**What you are asked to do:**
Give every entry again, unchanged, and leave its images out.
•••••
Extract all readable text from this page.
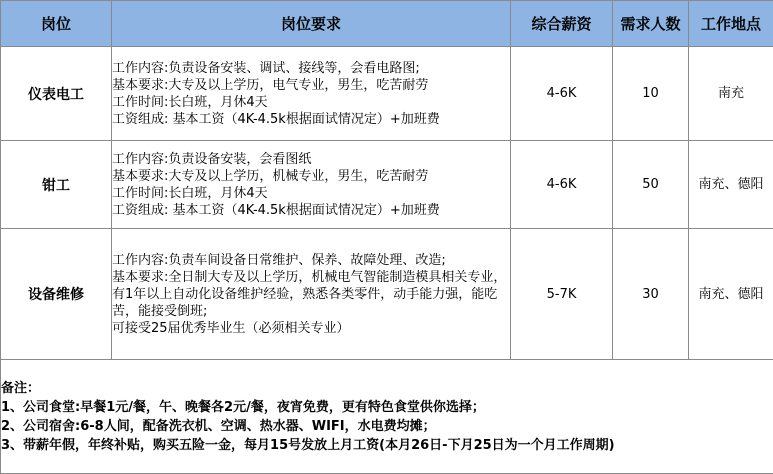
岗位	岗位要求	综合薪资	需求人数	工作地点
仪表电工	工作内容:负责设备安装、调试、接线等，会看电路图;
基本要求:大专及以上学历，电气专业，男生，吃苦耐劳
工作时间:长白班，月休4天
工资组成: 基本工资（4K-4.5k根据面试情况定）+加班费	4-6K	10	南充
钳工	工作内容:负责设备安装，会看图纸
基本要求:大专及以上学历，机械专业，男生，吃苦耐劳
工作时间:长白班，月休4天
工资组成: 基本工资（4K-4.5k根据面试情况定）+加班费	4-6K	50	南充、德阳
设备维修	工作内容:负责车间设备日常维护、保养、故障处理、改造;
基本要求:全日制大专及以上学历，机械电气智能制造模具相关专业，有1年以上自动化设备维护经验，熟悉各类零件，动手能力强，能吃苦，能接受倒班;
可接受25届优秀毕业生（必须相关专业）	5-7K	30	南充、德阳

备注：
1、公司食堂:早餐1元/餐，午、晚餐各2元/餐，夜宵免费，更有特色食堂供你选择；
2、公司宿舍:6-8人间，配备洗衣机、空调、热水器、WIFI，水电费均摊；
3、带薪年假，年终补贴，购买五险一金，每月15号发放上月工资(本月26日-下月25日为一个月工作周期)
•••••
**Written answer:**
Extract all readable text from this page.
岗位	岗位要求	综合薪资	需求人数	工作地点
仪表电工	工作内容:负责设备安装、调试、接线等，会看电路图;
基本要求:大专及以上学历，电气专业，男生，吃苦耐劳
工作时间:长白班，月休4天
工资组成: 基本工资（4K-4.5k根据面试情况定）+加班费	4-6K	10	南充
钳工	工作内容:负责设备安装，会看图纸
基本要求:大专及以上学历，机械专业，男生，吃苦耐劳
工作时间:长白班，月休4天
工资组成: 基本工资（4K-4.5k根据面试情况定）+加班费	4-6K	50	南充、德阳
设备维修	工作内容:负责车间设备日常维护、保养、故障处理、改造;
基本要求:全日制大专及以上学历，机械电气智能制造模具相关专业，有1年以上自动化设备维护经验，熟悉各类零件，动手能力强，能吃苦，能接受倒班;
可接受25届优秀毕业生（必须相关专业）	5-7K	30	南充、德阳

备注：
1、公司食堂:早餐1元/餐，午、晚餐各2元/餐，夜宵免费，更有特色食堂供你选择；
2、公司宿舍:6-8人间，配备洗衣机、空调、热水器、WIFI，水电费均摊；
3、带薪年假，年终补贴，购买五险一金，每月15号发放上月工资(本月26日-下月25日为一个月工作周期)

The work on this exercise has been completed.